## CONSIGNE 1
Mettez sous forme de liste JSON de chaînes, à raison d'une chaîne par ligne, les lignes de données ci-dessous qui vont de celle contenant « forward-icon[interactable]: → <box>18 » jusqu'à celle contenant « file-type: 文件夹 <box>558 123 595 137</box> », toutes deux incluses, en omettant les lignes vides.

De la difficulté d’organiser la société Ayitienne : le choix de la formule du Tout-ou-Rien

Contexte

 

Indifféremment de la situation, la saga autour de la formation d’un gouvernement pour organiser le pays refait toujours surface sur l’échiquier politique quand il faut le sortir de l’abysse de l’instabilité sociétale. C’est comme une condition primordiale sans laquelle le vivre-ensemble en Ayiti est illusoire. En effet, tous les protagonistes, politiciens-militants de toute avenue, se retrouvent à l’opposé de la table de discussions pour déterminer une issue politique viable et durable, soit avec ou sans le Premier ministre succédant au président assassiné. Plus d’un an après l’assassinat, le pays patine sur du vide institutionnel. Pour se positionner au timon des affaires, chaque groupe veut avoir raison, mais aucun ne veut donner raison à l’autre. Entre temps, la société glisse dans le primitif où le plus fort semble avoir le dernier mot sur l’exercice des activités quotidiennes privées et publiques.

 

Cette réflexion, tente d’expliquer les raisons empêchant aux politiques Ayitiens de trouver un terrain commun pour constituer une équipe de gestionnaires de société capables de sortir le pays du bourbier où il patauge. Accusant la nature égoïste et rationnelle de l’individu exerçant son libre arbitre dans une société démocratique, ce texte réveille le débat provoqué par le théorème de l’impossibilité de Kenneth Joseph Arrow démontrant que la quête de bien-être collectif n’est possible que par imposition et non par la voie démocratique. Contrairement, Gordon Tullock avance qu’il suffit de coopérer pour le réaliser dans une société démocratique. Dans cette perspective, il :

 

I : présente brièvement l’essence du théorème de l’impossibilité de Arrow ;

II : tente de confirmer la thèse de Arrow par le cas d’Ayiti ;

III : oppose la position de Gordon Tullock à la thèse avancée par Arrow ;

IV : évoque les conditions favorables au choix de la formule du ‘Tout ou Rien’ ou ‘Donnant-Donnant’.

## DONNÉES DE L'EXERCICE
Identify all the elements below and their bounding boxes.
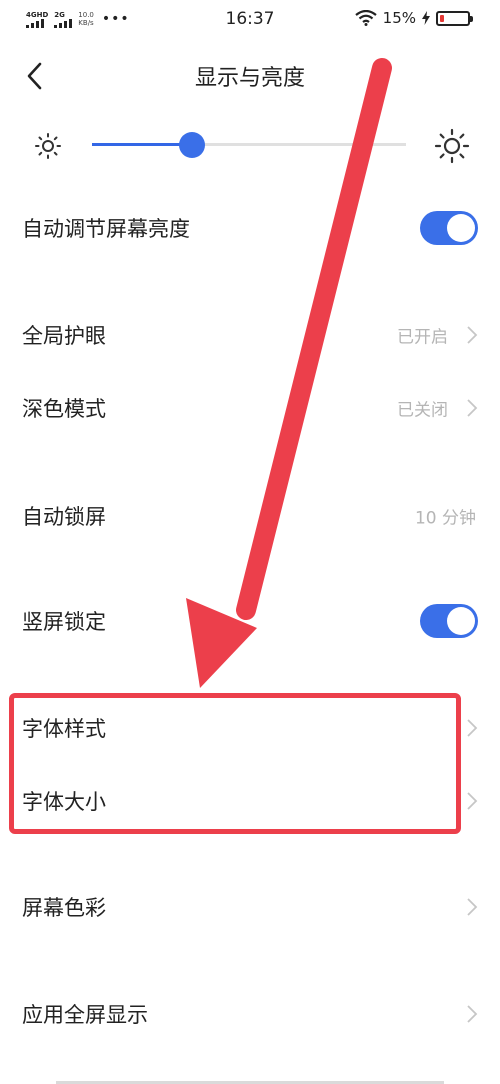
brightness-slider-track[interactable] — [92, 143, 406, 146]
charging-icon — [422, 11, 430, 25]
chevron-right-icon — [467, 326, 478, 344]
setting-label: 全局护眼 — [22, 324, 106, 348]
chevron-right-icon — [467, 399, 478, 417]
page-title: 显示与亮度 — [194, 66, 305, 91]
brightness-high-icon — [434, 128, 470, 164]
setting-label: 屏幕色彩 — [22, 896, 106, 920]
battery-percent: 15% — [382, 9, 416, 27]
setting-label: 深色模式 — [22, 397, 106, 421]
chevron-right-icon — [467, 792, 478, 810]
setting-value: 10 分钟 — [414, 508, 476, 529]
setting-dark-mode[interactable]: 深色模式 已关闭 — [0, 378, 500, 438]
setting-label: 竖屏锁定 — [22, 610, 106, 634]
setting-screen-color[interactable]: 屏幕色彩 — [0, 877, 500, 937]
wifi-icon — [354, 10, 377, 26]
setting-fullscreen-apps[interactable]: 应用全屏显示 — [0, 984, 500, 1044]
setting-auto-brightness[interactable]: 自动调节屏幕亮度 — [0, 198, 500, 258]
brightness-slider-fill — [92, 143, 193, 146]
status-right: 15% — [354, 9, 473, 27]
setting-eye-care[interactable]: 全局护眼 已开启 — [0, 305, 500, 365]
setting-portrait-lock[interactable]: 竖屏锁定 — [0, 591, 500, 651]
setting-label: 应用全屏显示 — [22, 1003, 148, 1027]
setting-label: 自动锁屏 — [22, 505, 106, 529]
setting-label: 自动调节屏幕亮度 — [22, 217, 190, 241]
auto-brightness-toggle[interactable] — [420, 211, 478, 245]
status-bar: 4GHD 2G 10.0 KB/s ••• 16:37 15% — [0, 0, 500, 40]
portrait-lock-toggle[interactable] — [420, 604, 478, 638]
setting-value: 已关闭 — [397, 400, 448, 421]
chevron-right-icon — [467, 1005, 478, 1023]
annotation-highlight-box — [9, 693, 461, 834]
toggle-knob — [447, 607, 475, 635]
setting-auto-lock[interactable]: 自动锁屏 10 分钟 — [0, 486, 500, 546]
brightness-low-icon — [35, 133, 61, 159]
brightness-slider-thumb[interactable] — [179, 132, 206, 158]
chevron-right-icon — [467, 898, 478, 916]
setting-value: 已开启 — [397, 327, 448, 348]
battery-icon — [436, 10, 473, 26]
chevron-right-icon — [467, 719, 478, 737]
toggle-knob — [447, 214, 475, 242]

--

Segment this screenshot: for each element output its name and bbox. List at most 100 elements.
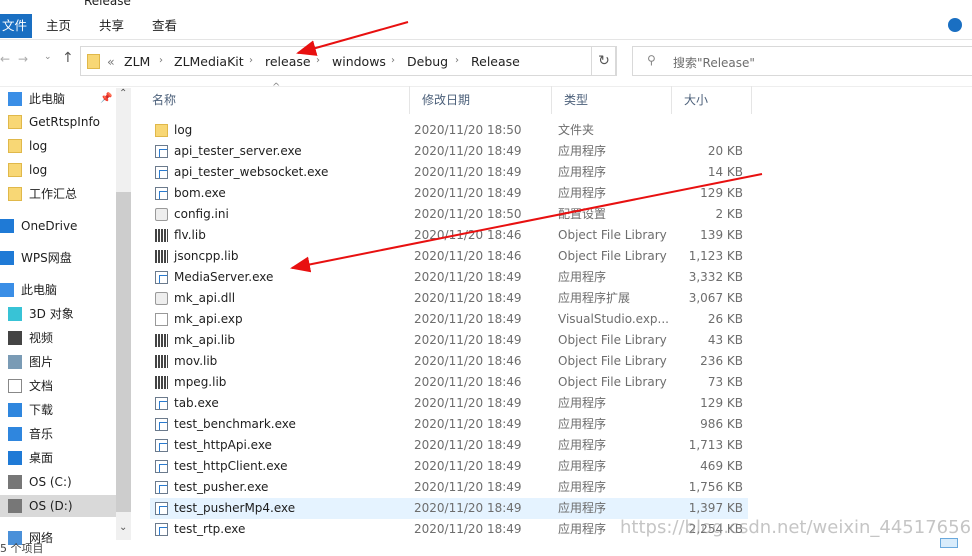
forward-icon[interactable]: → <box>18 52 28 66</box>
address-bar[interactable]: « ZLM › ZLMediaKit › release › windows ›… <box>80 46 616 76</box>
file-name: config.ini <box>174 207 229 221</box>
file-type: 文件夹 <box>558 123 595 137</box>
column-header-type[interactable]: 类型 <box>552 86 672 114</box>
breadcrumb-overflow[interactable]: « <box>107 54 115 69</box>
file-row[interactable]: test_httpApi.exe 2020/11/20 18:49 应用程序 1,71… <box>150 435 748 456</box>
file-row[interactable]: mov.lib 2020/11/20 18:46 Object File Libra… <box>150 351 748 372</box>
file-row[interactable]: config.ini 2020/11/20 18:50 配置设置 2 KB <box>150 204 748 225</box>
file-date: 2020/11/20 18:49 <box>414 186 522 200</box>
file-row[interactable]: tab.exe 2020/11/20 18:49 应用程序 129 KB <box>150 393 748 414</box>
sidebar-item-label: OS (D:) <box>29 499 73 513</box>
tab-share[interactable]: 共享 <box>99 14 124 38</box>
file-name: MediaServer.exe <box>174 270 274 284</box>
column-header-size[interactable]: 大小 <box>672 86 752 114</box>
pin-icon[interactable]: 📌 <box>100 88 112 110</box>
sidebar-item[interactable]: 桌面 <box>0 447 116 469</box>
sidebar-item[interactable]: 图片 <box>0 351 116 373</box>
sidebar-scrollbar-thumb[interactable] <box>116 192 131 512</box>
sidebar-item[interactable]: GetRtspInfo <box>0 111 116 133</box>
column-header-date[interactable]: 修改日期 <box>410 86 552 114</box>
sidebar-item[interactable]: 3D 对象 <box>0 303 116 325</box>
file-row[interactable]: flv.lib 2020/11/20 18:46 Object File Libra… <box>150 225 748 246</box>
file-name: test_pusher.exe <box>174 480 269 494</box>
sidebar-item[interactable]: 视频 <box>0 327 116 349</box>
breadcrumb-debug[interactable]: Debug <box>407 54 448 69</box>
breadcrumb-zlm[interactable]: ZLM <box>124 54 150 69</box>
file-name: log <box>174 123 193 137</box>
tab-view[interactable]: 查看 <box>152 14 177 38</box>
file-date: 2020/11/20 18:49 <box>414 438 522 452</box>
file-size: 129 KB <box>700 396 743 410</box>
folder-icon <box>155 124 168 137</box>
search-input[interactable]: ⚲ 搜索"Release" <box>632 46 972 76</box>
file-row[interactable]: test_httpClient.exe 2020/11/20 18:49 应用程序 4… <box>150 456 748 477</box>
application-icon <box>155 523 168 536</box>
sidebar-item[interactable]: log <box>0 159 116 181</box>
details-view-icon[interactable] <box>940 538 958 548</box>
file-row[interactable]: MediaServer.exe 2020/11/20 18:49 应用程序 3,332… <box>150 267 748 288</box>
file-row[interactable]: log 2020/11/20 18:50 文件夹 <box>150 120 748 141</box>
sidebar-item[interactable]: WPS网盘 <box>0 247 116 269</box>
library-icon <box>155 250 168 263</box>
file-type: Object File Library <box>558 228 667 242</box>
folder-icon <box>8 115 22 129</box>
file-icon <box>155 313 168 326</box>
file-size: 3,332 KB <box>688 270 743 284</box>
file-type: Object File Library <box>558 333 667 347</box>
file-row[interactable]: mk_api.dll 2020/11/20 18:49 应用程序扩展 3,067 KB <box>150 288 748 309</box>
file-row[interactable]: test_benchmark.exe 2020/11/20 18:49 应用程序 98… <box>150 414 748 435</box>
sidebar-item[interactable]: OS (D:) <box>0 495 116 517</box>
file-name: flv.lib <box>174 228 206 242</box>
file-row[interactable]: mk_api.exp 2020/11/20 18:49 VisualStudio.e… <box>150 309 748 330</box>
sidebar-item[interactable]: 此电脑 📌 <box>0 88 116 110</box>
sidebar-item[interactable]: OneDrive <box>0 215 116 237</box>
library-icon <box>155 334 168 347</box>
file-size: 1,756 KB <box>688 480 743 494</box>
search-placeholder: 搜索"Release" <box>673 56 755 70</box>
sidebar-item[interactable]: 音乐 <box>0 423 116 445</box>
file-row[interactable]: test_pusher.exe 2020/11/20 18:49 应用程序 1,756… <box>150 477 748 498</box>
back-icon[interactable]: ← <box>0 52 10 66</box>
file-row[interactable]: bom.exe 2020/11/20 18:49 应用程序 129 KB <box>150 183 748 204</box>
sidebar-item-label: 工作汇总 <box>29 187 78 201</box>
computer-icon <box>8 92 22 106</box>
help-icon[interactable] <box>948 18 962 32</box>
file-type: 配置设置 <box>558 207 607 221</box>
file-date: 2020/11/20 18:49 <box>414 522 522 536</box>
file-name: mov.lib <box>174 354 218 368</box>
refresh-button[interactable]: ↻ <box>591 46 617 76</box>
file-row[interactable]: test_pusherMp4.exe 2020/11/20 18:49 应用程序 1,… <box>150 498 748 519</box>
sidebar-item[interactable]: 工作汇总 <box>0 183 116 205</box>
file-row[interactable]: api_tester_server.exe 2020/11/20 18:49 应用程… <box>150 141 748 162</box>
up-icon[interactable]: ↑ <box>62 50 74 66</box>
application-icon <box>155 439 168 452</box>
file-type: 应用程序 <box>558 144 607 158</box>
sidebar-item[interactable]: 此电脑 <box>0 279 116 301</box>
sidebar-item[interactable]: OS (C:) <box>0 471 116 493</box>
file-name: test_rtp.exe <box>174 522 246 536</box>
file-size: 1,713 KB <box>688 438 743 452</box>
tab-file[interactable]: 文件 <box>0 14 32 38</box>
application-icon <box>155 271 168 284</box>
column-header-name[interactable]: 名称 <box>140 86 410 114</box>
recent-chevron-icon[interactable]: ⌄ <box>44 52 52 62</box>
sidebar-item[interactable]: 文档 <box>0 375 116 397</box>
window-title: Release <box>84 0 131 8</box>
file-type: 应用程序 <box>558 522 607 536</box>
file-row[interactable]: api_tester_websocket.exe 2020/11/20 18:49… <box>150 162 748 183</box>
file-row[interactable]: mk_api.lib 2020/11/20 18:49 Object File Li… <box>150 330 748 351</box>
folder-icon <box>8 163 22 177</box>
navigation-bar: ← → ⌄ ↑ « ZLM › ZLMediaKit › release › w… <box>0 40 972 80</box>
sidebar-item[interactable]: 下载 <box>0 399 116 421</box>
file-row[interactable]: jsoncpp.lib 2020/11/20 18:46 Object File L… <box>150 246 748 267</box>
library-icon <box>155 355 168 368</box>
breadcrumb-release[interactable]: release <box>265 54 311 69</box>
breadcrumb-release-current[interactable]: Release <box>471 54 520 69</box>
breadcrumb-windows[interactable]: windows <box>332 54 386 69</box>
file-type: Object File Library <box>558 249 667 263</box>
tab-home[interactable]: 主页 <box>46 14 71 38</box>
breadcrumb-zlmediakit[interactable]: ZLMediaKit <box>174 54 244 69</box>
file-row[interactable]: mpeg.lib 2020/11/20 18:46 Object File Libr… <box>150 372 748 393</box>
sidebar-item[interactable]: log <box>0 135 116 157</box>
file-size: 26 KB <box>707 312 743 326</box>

==

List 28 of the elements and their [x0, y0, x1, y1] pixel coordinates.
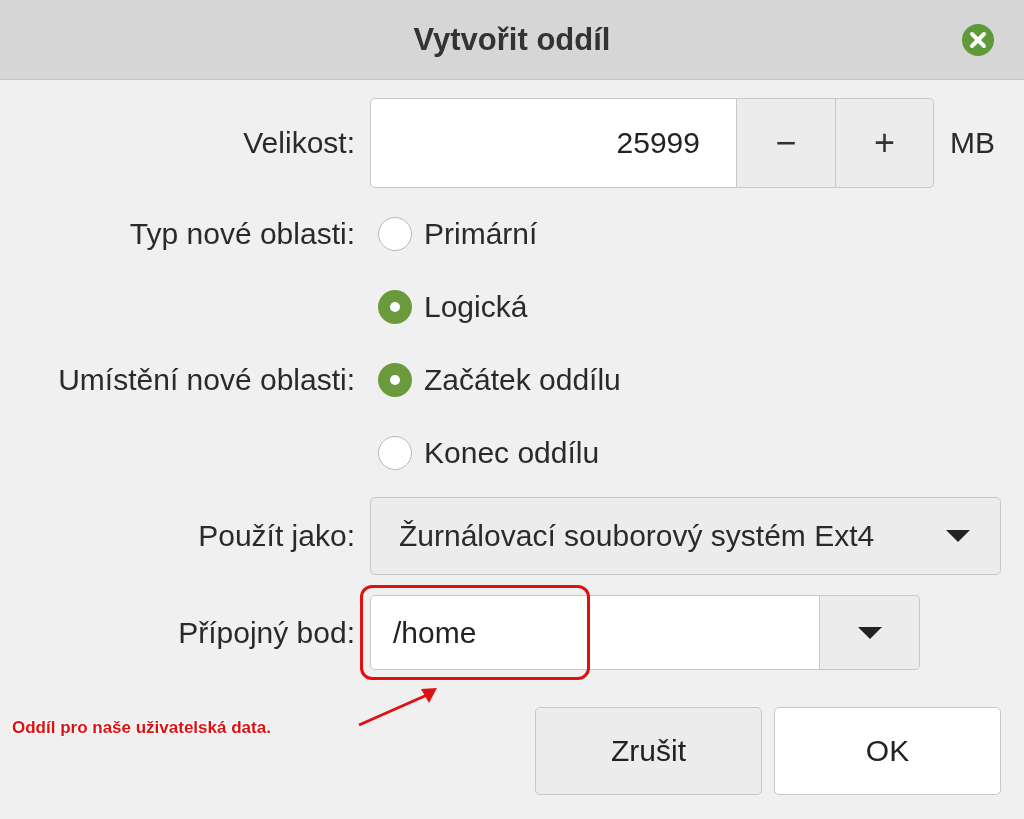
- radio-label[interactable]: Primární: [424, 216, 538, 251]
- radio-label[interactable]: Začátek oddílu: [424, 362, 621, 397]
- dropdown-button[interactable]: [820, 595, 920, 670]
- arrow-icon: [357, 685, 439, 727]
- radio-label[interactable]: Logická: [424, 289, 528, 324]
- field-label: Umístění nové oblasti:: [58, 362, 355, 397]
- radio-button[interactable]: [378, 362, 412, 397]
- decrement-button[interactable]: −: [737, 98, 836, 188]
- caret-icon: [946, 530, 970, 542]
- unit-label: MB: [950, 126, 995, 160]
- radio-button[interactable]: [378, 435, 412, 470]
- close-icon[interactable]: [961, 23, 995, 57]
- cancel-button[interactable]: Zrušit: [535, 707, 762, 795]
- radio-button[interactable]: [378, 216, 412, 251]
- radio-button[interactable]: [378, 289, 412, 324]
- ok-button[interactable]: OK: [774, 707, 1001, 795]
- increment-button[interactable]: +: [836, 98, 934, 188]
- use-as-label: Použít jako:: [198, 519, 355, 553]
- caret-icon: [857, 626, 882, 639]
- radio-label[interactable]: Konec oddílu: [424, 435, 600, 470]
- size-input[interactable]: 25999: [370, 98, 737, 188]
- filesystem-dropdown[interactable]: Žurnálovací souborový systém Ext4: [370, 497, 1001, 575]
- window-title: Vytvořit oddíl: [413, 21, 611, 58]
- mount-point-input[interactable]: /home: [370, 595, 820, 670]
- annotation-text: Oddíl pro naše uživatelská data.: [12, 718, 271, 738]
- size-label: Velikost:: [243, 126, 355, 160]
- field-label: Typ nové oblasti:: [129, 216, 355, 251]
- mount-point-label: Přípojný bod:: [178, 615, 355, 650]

## CONSIGNE 2
Poursuivez le texte sur l'organisation de la société ayitienne à partir de l'endroit où il s'arrête.

## RÉPONSE ATTENDUE 1
[
  "forward-icon[interactable]: → <box>18 52 28 66</box>",
  "address-bar[interactable]: « ZLM › ZLMediaKit › release › windows ›… <box>80 46 616 76</box>",
  "file-name: config.ini <box>174 207 229 221</box>",
  "file-type: 文件夹 <box>558 123 595 137</box>"
]

## RÉPONSE ATTENDUE 2
 

Il conclut pour démontrer que le conflit actuel est inconciliable et même si résolu, l’absence des facteurs naturels de coopération fera de toute résolution de conflit ou sortie de crise une illusion.

 

I : L’essence du théorème de l’impossibilité

 

Le théorème de l’impossibilité de Arrow qui fait état du dilemme de choix collectif explique que le bien-être collectif recherché par toute société est impossible dans celle dite démocratique. Ce ne serait possible qu’avec la dictature. Son assertion repose sur le principe économique fondamental qui décrit l’homme économique comme un individu égoïste et rationnel.  Cela dit, chaque individu ne cherche qu’à maximiser son intérêt dans une collectivité pendant que l’intérêt collectif est incompatible au sien.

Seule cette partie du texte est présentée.